* EXERCISE DATA *

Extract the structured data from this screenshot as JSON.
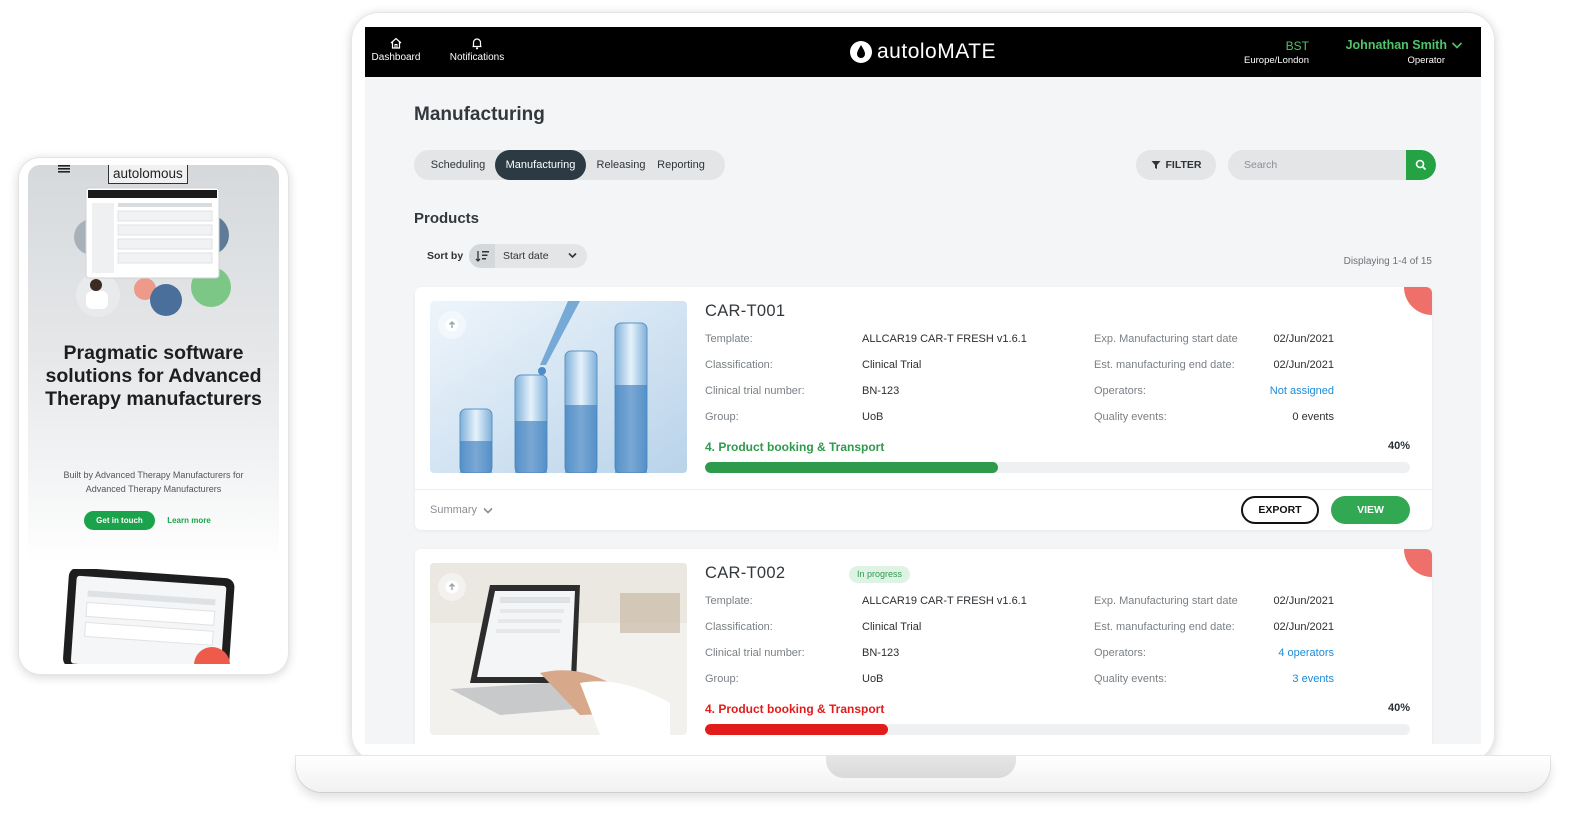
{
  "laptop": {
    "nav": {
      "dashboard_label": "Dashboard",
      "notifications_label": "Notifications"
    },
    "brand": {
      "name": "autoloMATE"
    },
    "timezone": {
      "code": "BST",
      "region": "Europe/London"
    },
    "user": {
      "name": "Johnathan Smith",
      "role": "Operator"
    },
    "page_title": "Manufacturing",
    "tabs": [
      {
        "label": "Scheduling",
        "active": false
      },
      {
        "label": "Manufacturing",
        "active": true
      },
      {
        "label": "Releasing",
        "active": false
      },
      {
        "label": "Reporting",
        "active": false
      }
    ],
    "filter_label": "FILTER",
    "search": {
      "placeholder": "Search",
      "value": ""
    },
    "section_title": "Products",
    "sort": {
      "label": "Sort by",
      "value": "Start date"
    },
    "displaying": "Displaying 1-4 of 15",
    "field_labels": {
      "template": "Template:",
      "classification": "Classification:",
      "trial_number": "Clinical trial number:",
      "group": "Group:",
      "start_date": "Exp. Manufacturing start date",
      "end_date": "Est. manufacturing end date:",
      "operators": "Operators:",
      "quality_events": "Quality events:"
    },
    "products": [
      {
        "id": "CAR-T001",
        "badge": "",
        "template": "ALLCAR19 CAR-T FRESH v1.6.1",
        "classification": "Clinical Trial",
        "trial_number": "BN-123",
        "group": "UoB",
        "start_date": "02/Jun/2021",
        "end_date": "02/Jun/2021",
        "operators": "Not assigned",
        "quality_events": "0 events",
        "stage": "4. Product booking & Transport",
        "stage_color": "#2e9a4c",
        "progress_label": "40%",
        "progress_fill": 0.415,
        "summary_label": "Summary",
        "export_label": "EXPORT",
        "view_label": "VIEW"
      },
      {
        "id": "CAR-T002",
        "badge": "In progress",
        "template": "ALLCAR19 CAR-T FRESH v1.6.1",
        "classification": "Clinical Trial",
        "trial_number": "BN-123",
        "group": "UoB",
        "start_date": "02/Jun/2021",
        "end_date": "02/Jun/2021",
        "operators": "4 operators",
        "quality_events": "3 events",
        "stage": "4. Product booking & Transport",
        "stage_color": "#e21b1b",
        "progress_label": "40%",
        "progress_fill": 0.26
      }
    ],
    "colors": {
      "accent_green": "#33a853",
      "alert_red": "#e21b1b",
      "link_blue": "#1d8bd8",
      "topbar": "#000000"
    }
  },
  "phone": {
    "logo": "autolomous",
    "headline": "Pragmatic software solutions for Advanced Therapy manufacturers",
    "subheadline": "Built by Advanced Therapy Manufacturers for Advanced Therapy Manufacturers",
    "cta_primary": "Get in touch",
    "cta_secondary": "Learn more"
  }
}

* SET TASK *
Return the listing above word for word, with the pictures removed.

* WORKED ANSWER *
Extract the structured data from this screenshot as JSON.
{
  "laptop": {
    "nav": {
      "dashboard_label": "Dashboard",
      "notifications_label": "Notifications"
    },
    "brand": {
      "name": "autoloMATE"
    },
    "timezone": {
      "code": "BST",
      "region": "Europe/London"
    },
    "user": {
      "name": "Johnathan Smith",
      "role": "Operator"
    },
    "page_title": "Manufacturing",
    "tabs": [
      {
        "label": "Scheduling",
        "active": false
      },
      {
        "label": "Manufacturing",
        "active": true
      },
      {
        "label": "Releasing",
        "active": false
      },
      {
        "label": "Reporting",
        "active": false
      }
    ],
    "filter_label": "FILTER",
    "search": {
      "placeholder": "Search",
      "value": ""
    },
    "section_title": "Products",
    "sort": {
      "label": "Sort by",
      "value": "Start date"
    },
    "displaying": "Displaying 1-4 of 15",
    "field_labels": {
      "template": "Template:",
      "classification": "Classification:",
      "trial_number": "Clinical trial number:",
      "group": "Group:",
      "start_date": "Exp. Manufacturing start date",
      "end_date": "Est. manufacturing end date:",
      "operators": "Operators:",
      "quality_events": "Quality events:"
    },
    "products": [
      {
        "id": "CAR-T001",
        "badge": "",
        "template": "ALLCAR19 CAR-T FRESH v1.6.1",
        "classification": "Clinical Trial",
        "trial_number": "BN-123",
        "group": "UoB",
        "start_date": "02/Jun/2021",
        "end_date": "02/Jun/2021",
        "operators": "Not assigned",
        "quality_events": "0 events",
        "stage": "4. Product booking & Transport",
        "stage_color": "#2e9a4c",
        "progress_label": "40%",
        "progress_fill": 0.415,
        "summary_label": "Summary",
        "export_label": "EXPORT",
        "view_label": "VIEW"
      },
      {
        "id": "CAR-T002",
        "badge": "In progress",
        "template": "ALLCAR19 CAR-T FRESH v1.6.1",
        "classification": "Clinical Trial",
        "trial_number": "BN-123",
        "group": "UoB",
        "start_date": "02/Jun/2021",
        "end_date": "02/Jun/2021",
        "operators": "4 operators",
        "quality_events": "3 events",
        "stage": "4. Product booking & Transport",
        "stage_color": "#e21b1b",
        "progress_label": "40%",
        "progress_fill": 0.26
      }
    ],
    "colors": {
      "accent_green": "#33a853",
      "alert_red": "#e21b1b",
      "link_blue": "#1d8bd8",
      "topbar": "#000000"
    }
  },
  "phone": {
    "logo": "autolomous",
    "headline": "Pragmatic software solutions for Advanced Therapy manufacturers",
    "subheadline": "Built by Advanced Therapy Manufacturers for Advanced Therapy Manufacturers",
    "cta_primary": "Get in touch",
    "cta_secondary": "Learn more"
  }
}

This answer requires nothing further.